The problem: From the records below, copy every line that contains the word "about".
* Begin The input *
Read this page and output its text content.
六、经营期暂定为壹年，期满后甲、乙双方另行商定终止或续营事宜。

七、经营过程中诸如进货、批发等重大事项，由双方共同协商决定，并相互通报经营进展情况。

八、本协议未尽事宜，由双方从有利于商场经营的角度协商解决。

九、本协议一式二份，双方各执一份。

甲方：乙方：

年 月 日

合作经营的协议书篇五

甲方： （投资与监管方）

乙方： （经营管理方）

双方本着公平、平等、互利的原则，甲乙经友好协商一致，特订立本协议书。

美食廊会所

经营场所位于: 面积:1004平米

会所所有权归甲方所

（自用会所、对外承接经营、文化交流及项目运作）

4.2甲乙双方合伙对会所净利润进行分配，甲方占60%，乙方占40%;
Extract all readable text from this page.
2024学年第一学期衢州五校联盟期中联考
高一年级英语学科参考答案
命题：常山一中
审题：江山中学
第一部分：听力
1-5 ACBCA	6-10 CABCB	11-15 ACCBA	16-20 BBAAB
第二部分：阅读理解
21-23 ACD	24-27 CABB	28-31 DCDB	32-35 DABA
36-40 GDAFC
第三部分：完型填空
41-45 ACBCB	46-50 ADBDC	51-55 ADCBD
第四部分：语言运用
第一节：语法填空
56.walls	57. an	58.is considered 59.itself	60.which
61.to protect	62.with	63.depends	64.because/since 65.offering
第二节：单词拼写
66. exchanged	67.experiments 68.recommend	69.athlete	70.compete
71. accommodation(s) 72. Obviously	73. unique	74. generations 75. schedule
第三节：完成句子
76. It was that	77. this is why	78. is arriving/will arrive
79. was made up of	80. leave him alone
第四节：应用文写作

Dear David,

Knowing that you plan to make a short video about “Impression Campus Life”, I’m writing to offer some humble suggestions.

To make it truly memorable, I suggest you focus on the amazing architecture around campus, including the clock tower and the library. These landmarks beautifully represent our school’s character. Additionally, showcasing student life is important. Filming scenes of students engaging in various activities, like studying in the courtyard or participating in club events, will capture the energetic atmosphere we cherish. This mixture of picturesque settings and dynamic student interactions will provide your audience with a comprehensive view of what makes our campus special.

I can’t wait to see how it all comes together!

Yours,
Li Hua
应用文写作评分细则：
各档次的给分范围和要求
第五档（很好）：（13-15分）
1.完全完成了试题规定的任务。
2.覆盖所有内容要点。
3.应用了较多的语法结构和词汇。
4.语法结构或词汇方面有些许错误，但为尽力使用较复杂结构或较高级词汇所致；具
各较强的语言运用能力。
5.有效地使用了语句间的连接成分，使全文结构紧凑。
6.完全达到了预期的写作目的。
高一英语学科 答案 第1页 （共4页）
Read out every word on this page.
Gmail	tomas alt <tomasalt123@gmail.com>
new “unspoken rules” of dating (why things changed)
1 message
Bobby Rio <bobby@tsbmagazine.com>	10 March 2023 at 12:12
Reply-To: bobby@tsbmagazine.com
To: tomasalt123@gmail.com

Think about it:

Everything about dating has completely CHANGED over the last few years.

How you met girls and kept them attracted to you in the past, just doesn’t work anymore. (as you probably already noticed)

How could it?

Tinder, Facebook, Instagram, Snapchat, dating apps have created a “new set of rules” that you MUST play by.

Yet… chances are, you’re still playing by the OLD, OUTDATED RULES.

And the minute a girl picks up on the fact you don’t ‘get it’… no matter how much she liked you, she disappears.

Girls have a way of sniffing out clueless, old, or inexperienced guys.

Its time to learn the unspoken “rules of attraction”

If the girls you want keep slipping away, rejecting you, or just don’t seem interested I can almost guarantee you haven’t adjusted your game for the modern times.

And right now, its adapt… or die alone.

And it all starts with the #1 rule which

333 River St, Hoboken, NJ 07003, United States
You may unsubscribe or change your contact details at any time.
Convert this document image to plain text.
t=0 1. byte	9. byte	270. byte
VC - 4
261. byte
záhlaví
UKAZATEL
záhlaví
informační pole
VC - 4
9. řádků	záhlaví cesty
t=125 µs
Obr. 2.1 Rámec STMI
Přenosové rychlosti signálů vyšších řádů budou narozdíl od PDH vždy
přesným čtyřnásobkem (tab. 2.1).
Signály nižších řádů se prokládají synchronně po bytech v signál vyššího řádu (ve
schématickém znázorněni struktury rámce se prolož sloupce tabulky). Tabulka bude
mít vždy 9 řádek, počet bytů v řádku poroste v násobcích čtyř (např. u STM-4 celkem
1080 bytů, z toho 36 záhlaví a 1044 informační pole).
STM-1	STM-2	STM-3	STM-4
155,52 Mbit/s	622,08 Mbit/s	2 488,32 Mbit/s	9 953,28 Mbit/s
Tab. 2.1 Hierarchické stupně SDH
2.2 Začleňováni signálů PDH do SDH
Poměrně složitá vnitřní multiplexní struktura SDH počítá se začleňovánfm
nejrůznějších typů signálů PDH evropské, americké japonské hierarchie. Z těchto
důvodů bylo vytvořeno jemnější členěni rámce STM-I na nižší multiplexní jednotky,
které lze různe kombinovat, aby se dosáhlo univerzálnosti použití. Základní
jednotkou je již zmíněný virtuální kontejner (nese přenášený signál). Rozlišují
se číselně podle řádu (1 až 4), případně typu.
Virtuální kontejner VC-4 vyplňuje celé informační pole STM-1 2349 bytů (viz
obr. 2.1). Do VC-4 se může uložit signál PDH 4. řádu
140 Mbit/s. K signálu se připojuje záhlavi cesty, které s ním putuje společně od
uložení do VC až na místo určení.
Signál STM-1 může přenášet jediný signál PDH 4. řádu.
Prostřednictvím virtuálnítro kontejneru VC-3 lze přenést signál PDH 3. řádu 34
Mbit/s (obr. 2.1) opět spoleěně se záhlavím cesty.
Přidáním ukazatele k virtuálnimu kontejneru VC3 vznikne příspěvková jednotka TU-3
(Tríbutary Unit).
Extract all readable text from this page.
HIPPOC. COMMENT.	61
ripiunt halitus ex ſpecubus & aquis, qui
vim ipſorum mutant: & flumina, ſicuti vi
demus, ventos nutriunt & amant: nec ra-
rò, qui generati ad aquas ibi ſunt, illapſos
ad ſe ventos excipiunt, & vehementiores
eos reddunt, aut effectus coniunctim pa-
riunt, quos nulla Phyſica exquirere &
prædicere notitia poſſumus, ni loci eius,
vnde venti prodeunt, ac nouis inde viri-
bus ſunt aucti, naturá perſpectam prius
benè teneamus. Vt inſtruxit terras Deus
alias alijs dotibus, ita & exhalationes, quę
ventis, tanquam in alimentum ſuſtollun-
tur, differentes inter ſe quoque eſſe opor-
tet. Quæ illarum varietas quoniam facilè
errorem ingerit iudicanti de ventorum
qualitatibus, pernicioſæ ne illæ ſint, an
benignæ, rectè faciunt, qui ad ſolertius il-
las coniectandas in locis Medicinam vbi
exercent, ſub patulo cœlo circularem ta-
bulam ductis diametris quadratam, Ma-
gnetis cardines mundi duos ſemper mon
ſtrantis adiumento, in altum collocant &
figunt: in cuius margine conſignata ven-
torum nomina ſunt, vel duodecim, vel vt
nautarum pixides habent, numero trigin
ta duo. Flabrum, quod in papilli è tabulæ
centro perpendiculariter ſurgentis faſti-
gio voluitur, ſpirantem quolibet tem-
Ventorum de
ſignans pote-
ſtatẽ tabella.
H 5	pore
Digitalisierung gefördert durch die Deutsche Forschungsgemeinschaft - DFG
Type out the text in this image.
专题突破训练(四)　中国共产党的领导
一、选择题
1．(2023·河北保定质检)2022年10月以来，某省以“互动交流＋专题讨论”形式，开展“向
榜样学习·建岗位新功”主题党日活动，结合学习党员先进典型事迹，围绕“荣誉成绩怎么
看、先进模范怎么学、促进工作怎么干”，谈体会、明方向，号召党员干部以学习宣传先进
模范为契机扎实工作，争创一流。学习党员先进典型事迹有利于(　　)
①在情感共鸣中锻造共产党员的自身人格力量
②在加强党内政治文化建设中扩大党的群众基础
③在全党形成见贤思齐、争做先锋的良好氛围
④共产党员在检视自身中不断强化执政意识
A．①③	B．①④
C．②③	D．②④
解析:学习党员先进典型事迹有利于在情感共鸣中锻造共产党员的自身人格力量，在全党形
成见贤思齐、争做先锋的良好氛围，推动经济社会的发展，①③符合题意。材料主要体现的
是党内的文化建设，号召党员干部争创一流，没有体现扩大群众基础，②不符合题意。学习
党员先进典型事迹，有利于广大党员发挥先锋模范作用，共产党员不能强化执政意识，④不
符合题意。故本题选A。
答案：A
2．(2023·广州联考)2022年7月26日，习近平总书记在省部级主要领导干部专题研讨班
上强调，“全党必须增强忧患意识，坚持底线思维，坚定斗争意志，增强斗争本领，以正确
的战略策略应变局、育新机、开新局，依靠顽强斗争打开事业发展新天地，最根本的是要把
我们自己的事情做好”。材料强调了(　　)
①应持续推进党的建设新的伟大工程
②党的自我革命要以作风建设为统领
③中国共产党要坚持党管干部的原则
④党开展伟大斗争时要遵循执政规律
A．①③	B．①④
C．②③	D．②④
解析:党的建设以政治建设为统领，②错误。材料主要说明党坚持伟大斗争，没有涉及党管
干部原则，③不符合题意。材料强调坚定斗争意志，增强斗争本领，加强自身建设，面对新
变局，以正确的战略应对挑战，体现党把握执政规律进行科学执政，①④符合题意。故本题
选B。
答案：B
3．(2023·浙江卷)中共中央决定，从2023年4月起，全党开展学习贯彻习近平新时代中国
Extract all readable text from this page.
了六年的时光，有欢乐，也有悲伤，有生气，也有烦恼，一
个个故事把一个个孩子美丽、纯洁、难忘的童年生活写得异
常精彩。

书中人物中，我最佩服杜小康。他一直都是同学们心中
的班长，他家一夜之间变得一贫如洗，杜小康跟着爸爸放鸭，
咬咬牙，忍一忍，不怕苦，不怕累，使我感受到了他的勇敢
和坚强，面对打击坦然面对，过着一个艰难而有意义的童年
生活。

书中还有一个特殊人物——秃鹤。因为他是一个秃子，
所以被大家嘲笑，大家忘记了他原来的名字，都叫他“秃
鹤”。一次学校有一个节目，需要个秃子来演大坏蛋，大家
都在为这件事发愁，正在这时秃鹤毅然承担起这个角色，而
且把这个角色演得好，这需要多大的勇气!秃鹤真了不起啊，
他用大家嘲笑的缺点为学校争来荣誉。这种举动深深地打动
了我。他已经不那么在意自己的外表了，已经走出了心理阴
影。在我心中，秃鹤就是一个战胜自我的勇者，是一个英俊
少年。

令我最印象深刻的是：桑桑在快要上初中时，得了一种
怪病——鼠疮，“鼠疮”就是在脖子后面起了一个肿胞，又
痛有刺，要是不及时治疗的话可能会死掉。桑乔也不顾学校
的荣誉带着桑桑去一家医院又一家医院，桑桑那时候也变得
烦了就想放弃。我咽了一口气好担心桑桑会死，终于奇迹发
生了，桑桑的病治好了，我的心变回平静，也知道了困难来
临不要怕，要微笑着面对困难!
* End The input *
Result:
Knowing that you plan to make a short video about “Impression Campus Life”, I’m writing to offer some humble suggestions.
Think about it:
Everything about dating has completely CHANGED over the last few years.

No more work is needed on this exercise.